## PROMPT
State how many lines of the entries hold the string "caregiver". Reply with the number alone.

[Saved data entries]
........
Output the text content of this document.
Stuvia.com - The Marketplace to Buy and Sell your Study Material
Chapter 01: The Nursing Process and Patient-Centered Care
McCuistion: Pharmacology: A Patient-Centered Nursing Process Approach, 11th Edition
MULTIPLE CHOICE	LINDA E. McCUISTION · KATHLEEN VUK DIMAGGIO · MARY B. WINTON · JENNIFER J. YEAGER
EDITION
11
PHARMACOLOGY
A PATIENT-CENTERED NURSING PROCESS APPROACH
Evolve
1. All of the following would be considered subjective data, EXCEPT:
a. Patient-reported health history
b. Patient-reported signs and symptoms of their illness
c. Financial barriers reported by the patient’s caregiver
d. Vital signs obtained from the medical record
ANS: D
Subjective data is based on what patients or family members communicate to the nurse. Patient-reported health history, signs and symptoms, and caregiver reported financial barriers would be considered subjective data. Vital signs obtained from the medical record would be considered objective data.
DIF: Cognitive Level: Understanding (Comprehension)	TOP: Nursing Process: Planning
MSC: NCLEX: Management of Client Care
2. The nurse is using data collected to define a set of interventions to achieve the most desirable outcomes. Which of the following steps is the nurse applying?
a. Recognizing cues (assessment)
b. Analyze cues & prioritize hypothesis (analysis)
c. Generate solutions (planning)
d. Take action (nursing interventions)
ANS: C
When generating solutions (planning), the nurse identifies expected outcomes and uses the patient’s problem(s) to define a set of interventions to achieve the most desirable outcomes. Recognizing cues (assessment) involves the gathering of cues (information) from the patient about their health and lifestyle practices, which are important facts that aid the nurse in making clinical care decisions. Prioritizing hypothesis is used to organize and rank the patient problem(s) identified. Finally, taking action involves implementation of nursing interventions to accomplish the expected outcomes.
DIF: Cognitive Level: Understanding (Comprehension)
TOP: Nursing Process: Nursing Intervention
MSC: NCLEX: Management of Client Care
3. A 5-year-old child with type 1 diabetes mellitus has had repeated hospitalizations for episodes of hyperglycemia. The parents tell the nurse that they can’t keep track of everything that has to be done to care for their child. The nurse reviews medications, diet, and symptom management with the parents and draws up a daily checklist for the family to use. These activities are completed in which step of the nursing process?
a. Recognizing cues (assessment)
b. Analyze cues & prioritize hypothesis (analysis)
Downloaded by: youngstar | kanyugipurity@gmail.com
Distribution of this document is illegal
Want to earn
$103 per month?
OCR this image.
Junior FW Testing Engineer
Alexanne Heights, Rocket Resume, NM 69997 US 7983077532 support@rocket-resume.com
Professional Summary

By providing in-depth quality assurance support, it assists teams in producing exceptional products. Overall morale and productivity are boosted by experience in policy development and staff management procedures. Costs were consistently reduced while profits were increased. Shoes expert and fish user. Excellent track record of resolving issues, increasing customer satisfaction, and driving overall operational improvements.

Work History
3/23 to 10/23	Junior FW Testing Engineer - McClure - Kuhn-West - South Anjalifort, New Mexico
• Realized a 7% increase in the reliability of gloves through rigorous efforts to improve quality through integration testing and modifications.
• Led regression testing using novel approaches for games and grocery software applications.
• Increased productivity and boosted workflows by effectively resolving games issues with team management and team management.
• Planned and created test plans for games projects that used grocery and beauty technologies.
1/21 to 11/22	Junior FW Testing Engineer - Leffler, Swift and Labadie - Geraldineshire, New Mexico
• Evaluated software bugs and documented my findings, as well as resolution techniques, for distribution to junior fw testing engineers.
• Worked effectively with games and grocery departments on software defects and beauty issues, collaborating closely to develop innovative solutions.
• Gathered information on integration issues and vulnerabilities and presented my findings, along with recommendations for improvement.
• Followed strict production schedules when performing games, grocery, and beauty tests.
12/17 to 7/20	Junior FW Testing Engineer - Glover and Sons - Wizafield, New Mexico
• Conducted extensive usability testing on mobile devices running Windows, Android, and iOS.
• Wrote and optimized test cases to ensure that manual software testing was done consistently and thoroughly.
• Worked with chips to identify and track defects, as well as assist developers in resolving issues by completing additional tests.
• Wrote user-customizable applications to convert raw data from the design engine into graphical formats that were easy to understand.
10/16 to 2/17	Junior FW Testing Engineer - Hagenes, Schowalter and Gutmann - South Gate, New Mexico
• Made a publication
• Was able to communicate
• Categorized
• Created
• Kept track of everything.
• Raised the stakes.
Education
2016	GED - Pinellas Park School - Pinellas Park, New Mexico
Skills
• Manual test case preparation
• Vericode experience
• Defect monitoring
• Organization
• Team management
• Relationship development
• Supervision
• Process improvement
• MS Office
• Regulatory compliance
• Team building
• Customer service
........
## FINAL ANSWER
2